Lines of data
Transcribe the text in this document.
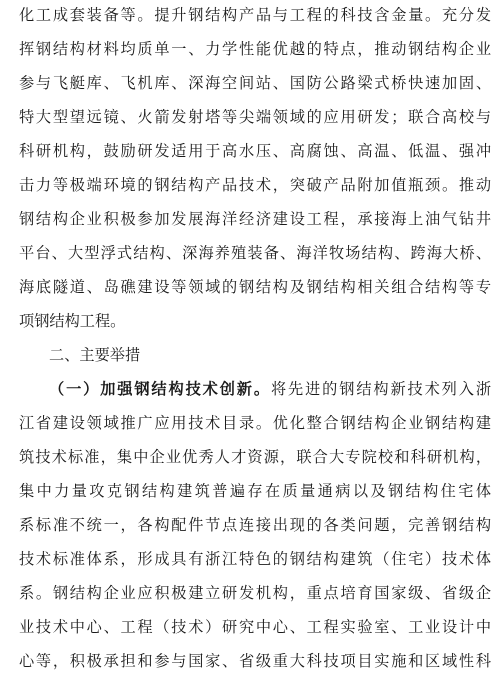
化工成套装备等。提升钢结构产品与工程的科技含金量。充分发
挥钢结构材料均质单一、力学性能优越的特点，推动钢结构企业
参与飞艇库、飞机库、深海空间站、国防公路梁式桥快速加固、
特大型望远镜、火箭发射塔等尖端领域的应用研发；联合高校与
科研机构，鼓励研发适用于高水压、高腐蚀、高温、低温、强冲
击力等极端环境的钢结构产品技术，突破产品附加值瓶颈。推动
钢结构企业积极参加发展海洋经济建设工程，承接海上油气钻井
平台、大型浮式结构、深海养殖装备、海洋牧场结构、跨海大桥、
海底隧道、岛礁建设等领域的钢结构及钢结构相关组合结构等专
项钢结构工程。
二、主要举措
（一）加强钢结构技术创新。将先进的钢结构新技术列入浙
江省建设领域推广应用技术目录。优化整合钢结构企业钢结构建
筑技术标准，集中企业优秀人才资源，联合大专院校和科研机构，
集中力量攻克钢结构建筑普遍存在质量通病以及钢结构住宅体
系标准不统一，各构配件节点连接出现的各类问题，完善钢结构
技术标准体系，形成具有浙江特色的钢结构建筑（住宅）技术体
系。钢结构企业应积极建立研发机构，重点培育国家级、省级企
业技术中心、工程（技术）研究中心、工程实验室、工业设计中
心等，积极承担和参与国家、省级重大科技项目实施和区域性科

- Written problem: Transcribe the whole listing, character for character, but not its images.

- Response:
Transcribe the text in this document.
化工成套装备等。提升钢结构产品与工程的科技含金量。充分发
挥钢结构材料均质单一、力学性能优越的特点，推动钢结构企业
参与飞艇库、飞机库、深海空间站、国防公路梁式桥快速加固、
特大型望远镜、火箭发射塔等尖端领域的应用研发；联合高校与
科研机构，鼓励研发适用于高水压、高腐蚀、高温、低温、强冲
击力等极端环境的钢结构产品技术，突破产品附加值瓶颈。推动
钢结构企业积极参加发展海洋经济建设工程，承接海上油气钻井
平台、大型浮式结构、深海养殖装备、海洋牧场结构、跨海大桥、
海底隧道、岛礁建设等领域的钢结构及钢结构相关组合结构等专
项钢结构工程。
二、主要举措
（一）加强钢结构技术创新。将先进的钢结构新技术列入浙
江省建设领域推广应用技术目录。优化整合钢结构企业钢结构建
筑技术标准，集中企业优秀人才资源，联合大专院校和科研机构，
集中力量攻克钢结构建筑普遍存在质量通病以及钢结构住宅体
系标准不统一，各构配件节点连接出现的各类问题，完善钢结构
技术标准体系，形成具有浙江特色的钢结构建筑（住宅）技术体
系。钢结构企业应积极建立研发机构，重点培育国家级、省级企
业技术中心、工程（技术）研究中心、工程实验室、工业设计中
心等，积极承担和参与国家、省级重大科技项目实施和区域性科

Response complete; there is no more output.